> GOAL OF THE EXERCISE: Go through the material below and copy all lines with "that".

> ENTRIES SHOWN:
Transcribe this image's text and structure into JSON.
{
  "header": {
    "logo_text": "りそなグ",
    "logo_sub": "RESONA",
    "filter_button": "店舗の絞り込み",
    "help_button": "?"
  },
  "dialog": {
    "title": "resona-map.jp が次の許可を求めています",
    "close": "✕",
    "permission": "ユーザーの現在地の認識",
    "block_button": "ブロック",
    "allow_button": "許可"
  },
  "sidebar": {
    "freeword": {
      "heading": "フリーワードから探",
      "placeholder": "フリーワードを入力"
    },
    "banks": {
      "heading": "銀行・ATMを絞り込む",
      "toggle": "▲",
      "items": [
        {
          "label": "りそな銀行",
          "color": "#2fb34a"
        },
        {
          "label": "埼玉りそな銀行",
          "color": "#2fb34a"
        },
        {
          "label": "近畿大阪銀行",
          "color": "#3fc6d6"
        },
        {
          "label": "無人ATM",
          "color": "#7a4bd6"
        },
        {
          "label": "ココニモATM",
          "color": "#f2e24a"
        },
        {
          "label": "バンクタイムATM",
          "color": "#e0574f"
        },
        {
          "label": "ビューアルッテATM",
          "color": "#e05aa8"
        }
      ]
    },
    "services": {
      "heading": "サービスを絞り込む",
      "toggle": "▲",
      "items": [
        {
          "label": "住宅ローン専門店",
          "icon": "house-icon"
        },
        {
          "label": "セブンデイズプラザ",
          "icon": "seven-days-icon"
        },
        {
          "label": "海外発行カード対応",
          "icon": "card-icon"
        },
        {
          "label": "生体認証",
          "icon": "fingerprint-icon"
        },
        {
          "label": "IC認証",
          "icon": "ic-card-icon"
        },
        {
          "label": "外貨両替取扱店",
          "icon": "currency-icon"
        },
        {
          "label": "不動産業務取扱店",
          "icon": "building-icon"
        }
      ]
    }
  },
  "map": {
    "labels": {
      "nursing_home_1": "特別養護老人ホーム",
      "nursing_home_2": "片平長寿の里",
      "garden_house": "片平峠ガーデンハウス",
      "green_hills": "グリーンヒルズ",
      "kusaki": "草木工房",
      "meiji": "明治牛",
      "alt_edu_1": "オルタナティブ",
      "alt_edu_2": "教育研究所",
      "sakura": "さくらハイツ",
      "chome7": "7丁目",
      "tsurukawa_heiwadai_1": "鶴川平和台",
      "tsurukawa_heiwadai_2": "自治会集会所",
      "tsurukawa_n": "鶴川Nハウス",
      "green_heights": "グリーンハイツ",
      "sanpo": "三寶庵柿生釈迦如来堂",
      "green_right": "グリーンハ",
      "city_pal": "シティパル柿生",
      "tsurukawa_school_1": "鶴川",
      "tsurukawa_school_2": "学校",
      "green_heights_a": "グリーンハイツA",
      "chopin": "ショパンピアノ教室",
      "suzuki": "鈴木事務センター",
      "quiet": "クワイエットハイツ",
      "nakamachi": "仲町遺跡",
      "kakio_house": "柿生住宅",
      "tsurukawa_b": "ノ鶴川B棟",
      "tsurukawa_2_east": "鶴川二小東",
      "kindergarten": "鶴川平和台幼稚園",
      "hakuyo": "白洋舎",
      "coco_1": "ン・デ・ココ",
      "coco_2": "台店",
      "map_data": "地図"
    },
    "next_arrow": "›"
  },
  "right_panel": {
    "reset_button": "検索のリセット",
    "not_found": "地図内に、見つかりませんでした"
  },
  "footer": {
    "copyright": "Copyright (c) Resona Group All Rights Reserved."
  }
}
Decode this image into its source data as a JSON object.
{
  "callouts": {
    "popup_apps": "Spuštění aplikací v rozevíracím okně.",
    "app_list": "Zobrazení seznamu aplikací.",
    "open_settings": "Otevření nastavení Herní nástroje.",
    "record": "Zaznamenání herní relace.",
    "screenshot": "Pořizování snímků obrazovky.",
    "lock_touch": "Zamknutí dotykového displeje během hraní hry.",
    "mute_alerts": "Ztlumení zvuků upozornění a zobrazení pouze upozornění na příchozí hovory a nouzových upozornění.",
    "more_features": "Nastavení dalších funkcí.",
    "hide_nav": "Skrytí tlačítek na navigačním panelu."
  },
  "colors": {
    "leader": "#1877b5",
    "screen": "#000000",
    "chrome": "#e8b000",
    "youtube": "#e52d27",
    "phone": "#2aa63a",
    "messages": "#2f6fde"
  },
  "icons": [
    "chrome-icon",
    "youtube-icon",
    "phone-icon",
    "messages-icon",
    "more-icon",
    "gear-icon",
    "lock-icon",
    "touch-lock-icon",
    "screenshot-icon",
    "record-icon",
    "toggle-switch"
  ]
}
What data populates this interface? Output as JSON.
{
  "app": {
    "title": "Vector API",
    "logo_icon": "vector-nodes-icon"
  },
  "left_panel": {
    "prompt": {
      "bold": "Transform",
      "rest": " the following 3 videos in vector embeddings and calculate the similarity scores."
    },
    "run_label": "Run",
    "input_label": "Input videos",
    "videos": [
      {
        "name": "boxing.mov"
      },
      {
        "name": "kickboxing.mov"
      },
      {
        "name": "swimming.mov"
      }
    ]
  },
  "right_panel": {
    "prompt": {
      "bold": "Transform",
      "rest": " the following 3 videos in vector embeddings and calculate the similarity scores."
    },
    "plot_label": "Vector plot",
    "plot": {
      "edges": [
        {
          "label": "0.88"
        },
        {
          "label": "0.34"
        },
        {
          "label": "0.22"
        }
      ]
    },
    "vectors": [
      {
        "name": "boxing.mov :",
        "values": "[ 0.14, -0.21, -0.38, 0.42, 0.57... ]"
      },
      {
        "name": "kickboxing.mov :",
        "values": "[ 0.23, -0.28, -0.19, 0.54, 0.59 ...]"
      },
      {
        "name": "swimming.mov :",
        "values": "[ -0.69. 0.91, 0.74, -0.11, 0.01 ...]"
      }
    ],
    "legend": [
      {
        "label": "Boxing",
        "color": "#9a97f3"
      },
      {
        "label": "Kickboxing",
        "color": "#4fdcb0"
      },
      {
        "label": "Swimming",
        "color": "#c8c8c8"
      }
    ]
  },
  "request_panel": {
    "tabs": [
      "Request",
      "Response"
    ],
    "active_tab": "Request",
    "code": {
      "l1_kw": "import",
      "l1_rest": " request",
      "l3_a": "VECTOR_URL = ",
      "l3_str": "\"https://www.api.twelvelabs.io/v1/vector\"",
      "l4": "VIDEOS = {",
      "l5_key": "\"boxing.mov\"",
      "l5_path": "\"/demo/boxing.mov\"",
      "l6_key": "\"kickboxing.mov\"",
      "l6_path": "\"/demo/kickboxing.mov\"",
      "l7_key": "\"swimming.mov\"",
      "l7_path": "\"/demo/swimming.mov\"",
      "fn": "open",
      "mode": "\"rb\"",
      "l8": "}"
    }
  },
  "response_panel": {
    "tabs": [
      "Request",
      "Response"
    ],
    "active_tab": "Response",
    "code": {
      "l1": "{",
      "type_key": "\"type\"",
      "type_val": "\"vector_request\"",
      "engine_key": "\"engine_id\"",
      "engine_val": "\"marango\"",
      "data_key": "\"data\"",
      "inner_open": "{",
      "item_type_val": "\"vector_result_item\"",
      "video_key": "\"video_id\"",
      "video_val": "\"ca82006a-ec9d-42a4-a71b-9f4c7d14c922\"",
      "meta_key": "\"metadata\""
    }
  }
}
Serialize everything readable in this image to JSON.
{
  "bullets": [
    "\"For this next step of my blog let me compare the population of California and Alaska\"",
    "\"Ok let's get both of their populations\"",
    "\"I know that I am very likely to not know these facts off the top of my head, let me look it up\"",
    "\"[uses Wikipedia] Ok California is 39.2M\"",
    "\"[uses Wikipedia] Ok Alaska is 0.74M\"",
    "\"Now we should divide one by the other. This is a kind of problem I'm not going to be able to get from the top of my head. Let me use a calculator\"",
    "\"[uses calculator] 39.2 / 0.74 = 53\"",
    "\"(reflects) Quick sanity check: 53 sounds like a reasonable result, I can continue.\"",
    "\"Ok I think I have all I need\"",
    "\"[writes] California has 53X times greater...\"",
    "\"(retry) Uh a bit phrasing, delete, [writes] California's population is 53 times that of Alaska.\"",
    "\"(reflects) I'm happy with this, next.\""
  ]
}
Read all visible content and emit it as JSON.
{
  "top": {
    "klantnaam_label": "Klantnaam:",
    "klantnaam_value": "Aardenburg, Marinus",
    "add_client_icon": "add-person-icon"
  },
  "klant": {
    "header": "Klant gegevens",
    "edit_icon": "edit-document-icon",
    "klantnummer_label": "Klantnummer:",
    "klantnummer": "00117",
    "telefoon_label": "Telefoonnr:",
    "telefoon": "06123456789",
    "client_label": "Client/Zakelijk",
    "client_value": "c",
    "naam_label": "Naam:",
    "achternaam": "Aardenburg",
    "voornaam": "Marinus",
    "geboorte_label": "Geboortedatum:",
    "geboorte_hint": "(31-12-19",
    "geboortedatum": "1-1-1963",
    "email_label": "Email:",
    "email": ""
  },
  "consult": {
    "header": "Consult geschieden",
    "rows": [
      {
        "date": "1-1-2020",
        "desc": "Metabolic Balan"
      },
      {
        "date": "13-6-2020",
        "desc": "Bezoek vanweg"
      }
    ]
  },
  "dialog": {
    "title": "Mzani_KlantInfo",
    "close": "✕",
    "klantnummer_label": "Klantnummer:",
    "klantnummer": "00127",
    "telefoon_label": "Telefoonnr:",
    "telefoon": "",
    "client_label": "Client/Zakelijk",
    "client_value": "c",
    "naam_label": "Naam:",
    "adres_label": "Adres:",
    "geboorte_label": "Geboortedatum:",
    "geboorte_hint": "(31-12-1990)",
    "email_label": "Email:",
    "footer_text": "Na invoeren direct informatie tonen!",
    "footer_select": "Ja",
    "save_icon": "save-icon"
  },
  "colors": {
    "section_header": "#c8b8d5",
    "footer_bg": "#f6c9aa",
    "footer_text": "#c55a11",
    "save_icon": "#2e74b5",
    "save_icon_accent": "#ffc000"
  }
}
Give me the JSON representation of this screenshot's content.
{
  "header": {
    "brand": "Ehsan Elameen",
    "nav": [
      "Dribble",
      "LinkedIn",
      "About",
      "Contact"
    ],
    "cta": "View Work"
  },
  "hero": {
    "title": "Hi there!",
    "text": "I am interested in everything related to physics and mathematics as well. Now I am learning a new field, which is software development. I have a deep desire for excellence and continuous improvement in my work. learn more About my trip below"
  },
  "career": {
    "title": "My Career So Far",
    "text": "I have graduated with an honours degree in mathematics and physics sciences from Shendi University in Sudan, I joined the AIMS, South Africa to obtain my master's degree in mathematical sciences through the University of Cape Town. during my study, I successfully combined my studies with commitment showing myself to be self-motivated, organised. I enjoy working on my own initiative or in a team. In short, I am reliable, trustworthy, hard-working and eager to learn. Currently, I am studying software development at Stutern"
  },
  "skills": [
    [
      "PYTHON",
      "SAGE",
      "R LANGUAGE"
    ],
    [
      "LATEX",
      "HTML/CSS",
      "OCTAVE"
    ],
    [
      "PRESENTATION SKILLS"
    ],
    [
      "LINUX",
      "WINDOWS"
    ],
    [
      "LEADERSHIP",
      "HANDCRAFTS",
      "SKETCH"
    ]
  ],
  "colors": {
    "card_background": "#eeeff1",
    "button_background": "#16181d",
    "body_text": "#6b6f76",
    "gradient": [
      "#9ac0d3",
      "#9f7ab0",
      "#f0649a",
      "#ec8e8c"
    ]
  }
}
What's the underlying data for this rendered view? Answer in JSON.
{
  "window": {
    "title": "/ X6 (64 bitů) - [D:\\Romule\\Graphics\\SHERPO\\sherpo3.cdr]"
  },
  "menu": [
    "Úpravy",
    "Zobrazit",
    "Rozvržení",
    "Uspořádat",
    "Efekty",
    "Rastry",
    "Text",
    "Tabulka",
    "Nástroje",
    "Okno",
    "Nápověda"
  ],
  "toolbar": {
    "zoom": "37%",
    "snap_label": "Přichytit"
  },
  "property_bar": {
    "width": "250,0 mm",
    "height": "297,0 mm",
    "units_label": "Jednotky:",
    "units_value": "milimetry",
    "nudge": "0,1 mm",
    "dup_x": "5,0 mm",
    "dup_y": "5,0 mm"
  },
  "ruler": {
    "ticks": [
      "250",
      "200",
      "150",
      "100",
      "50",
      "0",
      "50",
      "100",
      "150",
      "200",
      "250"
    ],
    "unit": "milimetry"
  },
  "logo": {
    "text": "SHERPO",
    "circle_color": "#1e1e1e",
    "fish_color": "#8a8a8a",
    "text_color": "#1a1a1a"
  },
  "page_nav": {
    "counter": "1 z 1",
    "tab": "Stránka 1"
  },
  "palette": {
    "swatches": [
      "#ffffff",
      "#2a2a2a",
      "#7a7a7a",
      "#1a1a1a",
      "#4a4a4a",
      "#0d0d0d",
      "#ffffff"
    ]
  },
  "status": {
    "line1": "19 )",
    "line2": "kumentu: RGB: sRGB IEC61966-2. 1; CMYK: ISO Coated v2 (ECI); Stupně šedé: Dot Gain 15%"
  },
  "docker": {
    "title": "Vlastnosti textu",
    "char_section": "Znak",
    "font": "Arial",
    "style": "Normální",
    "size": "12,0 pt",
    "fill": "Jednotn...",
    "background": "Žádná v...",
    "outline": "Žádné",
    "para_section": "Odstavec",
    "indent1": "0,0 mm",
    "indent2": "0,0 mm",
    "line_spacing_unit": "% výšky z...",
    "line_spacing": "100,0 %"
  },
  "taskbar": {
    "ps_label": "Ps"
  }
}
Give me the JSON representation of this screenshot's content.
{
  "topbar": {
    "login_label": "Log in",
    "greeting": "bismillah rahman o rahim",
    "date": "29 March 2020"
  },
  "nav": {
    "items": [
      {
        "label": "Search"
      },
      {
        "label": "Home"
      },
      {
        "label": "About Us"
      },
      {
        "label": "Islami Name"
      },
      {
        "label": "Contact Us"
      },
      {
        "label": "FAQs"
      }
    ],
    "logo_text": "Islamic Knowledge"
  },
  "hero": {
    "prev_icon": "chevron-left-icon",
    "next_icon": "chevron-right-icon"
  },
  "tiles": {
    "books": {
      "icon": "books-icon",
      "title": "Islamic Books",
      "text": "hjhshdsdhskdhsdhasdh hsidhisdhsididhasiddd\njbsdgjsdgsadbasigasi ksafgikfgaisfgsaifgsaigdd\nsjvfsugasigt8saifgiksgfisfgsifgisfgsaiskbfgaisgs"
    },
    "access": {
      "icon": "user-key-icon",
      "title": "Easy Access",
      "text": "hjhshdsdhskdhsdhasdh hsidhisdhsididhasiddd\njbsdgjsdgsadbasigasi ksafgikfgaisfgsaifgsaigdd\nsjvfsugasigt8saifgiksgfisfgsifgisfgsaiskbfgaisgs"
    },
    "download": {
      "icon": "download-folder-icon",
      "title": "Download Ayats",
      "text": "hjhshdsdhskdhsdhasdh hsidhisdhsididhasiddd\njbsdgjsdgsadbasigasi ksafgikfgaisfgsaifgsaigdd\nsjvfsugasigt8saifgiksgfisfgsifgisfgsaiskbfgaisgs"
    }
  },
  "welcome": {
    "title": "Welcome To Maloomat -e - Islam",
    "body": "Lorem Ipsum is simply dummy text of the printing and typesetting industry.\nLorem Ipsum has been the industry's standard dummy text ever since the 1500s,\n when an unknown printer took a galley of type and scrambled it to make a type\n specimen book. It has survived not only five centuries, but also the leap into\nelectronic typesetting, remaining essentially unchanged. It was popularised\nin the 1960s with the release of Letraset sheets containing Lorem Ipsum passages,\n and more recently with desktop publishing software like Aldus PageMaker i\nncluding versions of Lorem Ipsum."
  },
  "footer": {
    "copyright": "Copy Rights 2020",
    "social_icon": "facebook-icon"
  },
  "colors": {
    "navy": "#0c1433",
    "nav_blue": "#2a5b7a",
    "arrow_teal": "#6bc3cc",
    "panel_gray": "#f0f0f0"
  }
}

> TASK RESULT:
    "\"I know that I am very likely to not know these facts off the top of my head, let me look it up\"",
    "\"(retry) Uh a bit phrasing, delete, [writes] California's population is 53 times that of Alaska.\"",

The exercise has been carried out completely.